TO DO –
Read the records and gather each line that includes "denote".

═════ INPUT ROWS

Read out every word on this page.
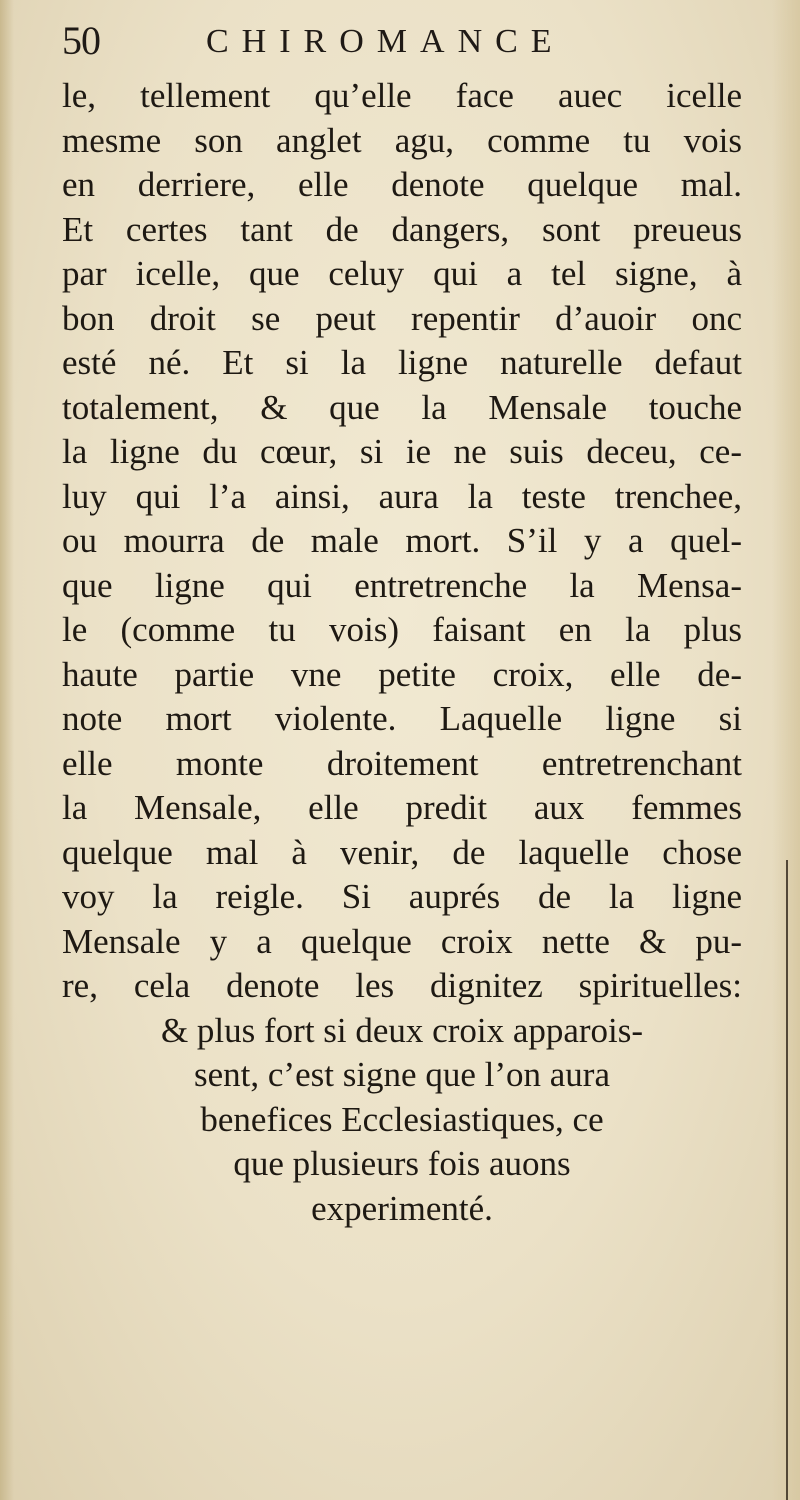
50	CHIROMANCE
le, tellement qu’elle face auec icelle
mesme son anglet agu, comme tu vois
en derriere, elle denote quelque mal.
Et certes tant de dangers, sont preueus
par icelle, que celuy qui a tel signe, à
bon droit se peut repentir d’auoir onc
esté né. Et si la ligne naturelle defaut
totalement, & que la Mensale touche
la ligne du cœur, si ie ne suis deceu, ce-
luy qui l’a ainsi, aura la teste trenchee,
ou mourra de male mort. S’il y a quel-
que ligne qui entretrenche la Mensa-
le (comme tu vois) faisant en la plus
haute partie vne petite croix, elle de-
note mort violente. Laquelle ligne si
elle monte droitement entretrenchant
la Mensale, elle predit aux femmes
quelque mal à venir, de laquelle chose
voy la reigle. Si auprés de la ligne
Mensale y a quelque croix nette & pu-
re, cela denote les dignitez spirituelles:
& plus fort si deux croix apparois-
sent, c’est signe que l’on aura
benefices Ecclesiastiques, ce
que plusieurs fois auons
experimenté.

══════════
═════ INPUT ROWS

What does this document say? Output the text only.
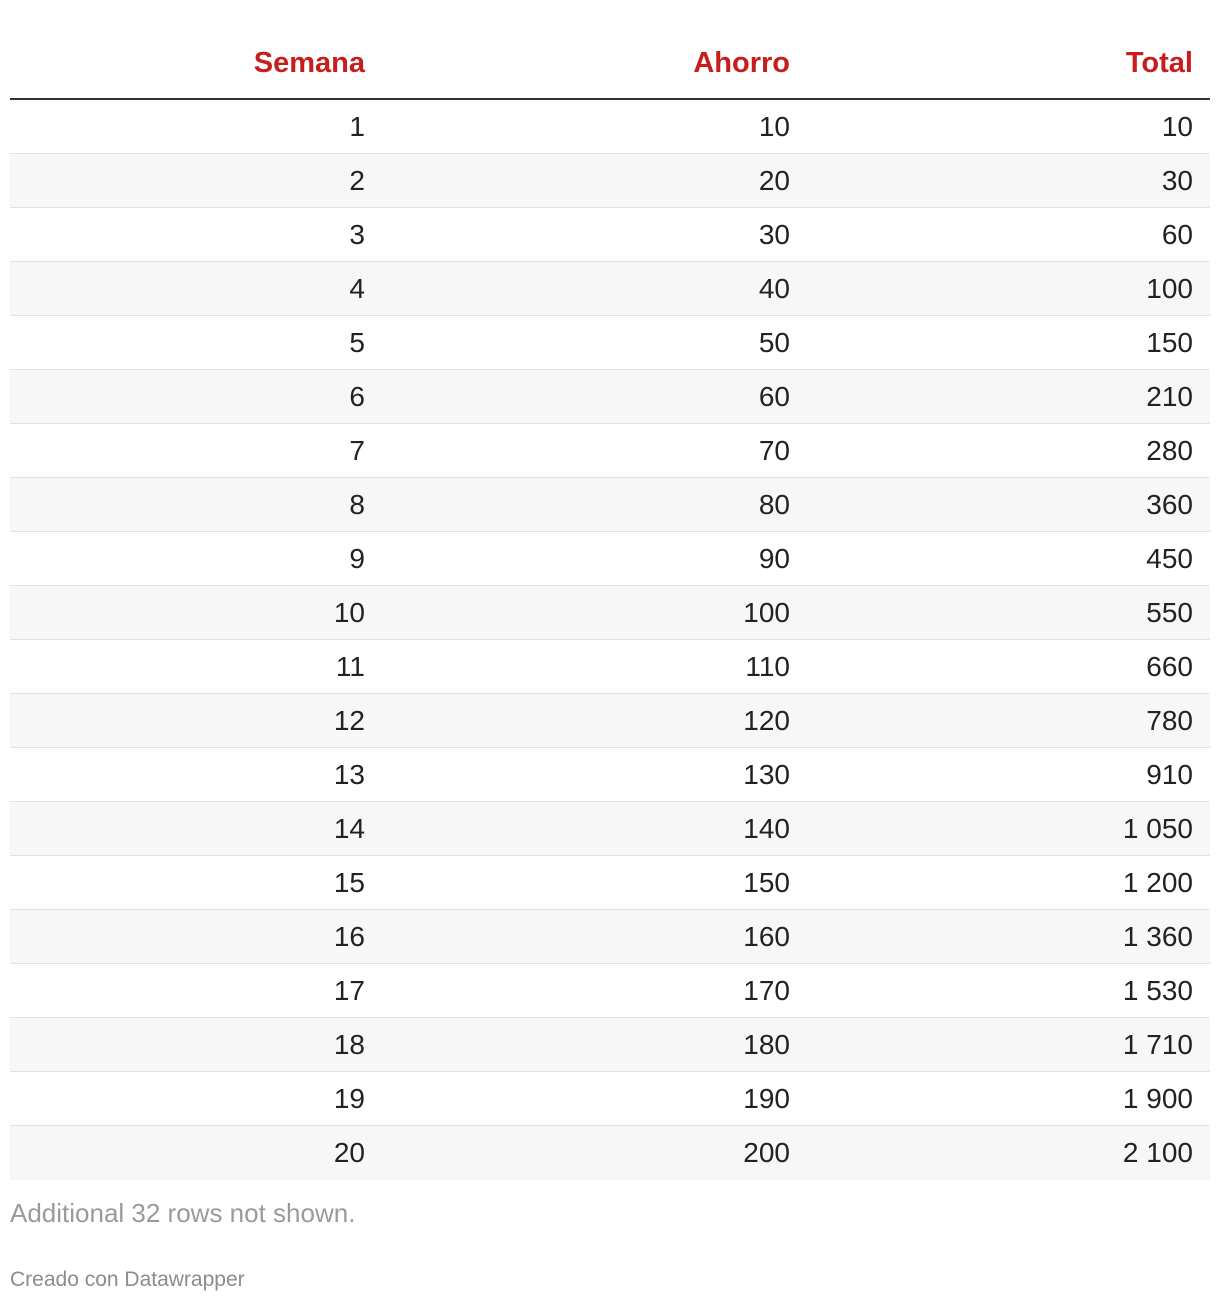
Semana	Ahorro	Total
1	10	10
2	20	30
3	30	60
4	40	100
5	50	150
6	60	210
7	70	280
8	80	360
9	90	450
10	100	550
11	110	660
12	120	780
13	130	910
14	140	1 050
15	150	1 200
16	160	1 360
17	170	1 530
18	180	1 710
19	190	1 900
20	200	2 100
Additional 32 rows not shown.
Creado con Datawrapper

══════════

COMPLETE ANSWER –
en derriere, elle denote quelque mal.
re, cela denote les dignitez spirituelles:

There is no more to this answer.